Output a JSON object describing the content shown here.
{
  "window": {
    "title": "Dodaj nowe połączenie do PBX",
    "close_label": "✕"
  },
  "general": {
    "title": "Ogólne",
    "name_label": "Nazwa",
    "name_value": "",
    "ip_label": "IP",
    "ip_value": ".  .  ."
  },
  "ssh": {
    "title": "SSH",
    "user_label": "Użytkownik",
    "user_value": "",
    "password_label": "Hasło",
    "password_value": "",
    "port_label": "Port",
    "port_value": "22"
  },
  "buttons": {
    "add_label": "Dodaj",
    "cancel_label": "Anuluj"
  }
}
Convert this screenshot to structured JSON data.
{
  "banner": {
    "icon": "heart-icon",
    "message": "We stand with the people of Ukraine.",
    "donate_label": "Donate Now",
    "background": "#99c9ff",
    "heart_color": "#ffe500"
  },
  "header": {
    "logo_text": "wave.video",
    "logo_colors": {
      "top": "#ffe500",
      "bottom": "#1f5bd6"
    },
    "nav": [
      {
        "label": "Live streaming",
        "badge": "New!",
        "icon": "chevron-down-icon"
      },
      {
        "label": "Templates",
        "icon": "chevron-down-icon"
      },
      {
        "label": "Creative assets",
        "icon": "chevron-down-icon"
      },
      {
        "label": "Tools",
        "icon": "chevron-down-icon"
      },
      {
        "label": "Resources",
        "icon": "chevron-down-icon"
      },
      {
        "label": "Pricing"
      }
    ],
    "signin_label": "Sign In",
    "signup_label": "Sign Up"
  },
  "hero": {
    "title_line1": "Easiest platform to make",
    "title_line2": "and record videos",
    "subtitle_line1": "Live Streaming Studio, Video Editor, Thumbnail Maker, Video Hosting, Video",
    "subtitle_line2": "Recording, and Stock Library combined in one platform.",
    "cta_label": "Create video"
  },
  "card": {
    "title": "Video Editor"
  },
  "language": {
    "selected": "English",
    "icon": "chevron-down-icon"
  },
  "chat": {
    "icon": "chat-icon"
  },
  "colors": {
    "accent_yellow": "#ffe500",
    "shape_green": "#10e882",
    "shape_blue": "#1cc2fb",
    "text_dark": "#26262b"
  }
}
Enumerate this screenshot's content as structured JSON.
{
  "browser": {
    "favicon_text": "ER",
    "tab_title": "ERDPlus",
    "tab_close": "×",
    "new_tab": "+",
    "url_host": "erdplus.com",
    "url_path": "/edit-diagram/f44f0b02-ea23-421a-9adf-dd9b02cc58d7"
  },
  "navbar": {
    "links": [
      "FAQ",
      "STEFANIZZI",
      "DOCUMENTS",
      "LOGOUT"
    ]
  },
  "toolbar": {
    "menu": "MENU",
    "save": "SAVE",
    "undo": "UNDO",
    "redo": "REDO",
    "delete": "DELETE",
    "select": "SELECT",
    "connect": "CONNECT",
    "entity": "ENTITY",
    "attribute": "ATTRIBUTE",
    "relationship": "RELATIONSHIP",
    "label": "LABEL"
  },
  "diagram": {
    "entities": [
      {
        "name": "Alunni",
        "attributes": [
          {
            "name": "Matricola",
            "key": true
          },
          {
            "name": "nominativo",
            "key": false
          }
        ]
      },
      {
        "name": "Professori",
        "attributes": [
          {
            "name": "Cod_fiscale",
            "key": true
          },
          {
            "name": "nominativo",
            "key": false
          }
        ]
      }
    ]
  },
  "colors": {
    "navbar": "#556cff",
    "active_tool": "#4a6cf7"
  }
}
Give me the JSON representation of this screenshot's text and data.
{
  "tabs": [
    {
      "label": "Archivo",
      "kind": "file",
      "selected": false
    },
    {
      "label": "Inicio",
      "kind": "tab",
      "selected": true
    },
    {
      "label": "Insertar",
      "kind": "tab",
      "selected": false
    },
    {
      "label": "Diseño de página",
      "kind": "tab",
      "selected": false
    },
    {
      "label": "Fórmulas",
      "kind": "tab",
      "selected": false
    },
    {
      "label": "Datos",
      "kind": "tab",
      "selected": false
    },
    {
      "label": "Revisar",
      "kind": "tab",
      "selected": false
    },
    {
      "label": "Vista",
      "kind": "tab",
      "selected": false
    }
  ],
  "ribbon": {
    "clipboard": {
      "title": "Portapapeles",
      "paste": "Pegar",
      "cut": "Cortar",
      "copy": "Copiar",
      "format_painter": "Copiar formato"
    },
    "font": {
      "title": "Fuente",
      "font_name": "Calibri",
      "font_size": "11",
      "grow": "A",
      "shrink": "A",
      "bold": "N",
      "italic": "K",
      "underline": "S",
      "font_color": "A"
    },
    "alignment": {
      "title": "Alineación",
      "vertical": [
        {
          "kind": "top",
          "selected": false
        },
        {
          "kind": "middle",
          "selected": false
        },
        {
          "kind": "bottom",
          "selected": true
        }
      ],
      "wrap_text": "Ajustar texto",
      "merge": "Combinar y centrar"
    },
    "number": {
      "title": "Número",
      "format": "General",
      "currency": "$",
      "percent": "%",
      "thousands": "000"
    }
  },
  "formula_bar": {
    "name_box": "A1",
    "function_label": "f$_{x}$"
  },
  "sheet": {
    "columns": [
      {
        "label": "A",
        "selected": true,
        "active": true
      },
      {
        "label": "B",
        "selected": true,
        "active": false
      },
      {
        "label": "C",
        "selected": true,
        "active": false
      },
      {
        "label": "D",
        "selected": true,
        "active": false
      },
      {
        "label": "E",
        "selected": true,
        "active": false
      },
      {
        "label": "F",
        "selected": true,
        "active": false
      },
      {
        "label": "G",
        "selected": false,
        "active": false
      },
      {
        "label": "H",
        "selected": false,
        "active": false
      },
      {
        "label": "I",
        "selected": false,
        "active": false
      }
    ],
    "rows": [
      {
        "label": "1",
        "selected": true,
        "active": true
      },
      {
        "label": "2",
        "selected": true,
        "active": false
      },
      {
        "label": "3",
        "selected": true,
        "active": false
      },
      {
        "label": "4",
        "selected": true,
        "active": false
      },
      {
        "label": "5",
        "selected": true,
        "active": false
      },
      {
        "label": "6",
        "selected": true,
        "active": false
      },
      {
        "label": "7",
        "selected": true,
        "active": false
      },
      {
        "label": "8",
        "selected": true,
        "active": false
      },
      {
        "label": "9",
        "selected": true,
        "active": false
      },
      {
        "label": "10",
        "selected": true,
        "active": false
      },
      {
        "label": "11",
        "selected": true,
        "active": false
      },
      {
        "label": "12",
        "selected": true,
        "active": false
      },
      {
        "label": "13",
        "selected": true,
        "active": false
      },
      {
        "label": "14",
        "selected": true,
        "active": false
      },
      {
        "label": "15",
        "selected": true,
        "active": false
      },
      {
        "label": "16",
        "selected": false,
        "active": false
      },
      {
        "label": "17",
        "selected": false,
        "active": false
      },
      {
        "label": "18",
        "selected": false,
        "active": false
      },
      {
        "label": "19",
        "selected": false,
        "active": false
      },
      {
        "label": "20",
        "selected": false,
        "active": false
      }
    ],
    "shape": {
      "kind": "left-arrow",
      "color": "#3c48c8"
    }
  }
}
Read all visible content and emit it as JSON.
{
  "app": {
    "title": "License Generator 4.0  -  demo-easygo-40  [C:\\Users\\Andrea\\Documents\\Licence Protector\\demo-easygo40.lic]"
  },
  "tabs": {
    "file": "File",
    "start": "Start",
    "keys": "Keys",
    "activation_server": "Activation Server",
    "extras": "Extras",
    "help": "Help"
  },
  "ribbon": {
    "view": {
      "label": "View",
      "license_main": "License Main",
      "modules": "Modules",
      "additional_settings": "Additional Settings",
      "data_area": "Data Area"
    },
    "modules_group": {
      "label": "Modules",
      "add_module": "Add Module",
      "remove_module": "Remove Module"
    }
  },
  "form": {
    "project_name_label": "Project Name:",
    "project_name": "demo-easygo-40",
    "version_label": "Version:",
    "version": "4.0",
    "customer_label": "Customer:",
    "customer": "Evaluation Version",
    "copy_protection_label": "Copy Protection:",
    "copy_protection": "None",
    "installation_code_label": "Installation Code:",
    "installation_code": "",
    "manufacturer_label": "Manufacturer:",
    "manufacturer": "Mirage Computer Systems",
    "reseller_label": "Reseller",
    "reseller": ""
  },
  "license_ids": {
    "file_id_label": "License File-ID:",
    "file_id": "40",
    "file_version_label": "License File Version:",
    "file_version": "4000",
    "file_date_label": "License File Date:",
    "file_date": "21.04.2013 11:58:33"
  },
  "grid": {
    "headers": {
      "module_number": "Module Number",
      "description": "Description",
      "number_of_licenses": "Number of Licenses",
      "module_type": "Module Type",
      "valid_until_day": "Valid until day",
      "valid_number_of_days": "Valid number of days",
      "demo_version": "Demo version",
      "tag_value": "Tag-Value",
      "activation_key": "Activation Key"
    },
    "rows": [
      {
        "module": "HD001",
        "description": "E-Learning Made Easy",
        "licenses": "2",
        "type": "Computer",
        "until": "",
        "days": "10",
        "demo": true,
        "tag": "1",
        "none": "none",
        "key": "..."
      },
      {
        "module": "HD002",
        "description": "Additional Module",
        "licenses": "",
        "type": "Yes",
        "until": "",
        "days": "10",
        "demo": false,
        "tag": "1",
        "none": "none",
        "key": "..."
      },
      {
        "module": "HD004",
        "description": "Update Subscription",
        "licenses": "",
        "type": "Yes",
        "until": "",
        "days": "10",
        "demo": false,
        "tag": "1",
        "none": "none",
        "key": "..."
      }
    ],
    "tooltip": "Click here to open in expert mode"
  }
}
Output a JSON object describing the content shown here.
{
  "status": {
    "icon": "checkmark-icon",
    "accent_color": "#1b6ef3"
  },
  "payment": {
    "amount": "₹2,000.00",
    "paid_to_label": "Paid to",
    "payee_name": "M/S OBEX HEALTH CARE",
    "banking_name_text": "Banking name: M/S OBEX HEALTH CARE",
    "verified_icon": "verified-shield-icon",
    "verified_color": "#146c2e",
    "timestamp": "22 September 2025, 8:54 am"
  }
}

☆ ☆ ☆ ☆

Extract all lines containing the word "Live".

        "label": "Live streaming",
    "subtitle_line1": "Live Streaming Studio, Video Editor, Thumbnail Maker, Video Hosting, Video",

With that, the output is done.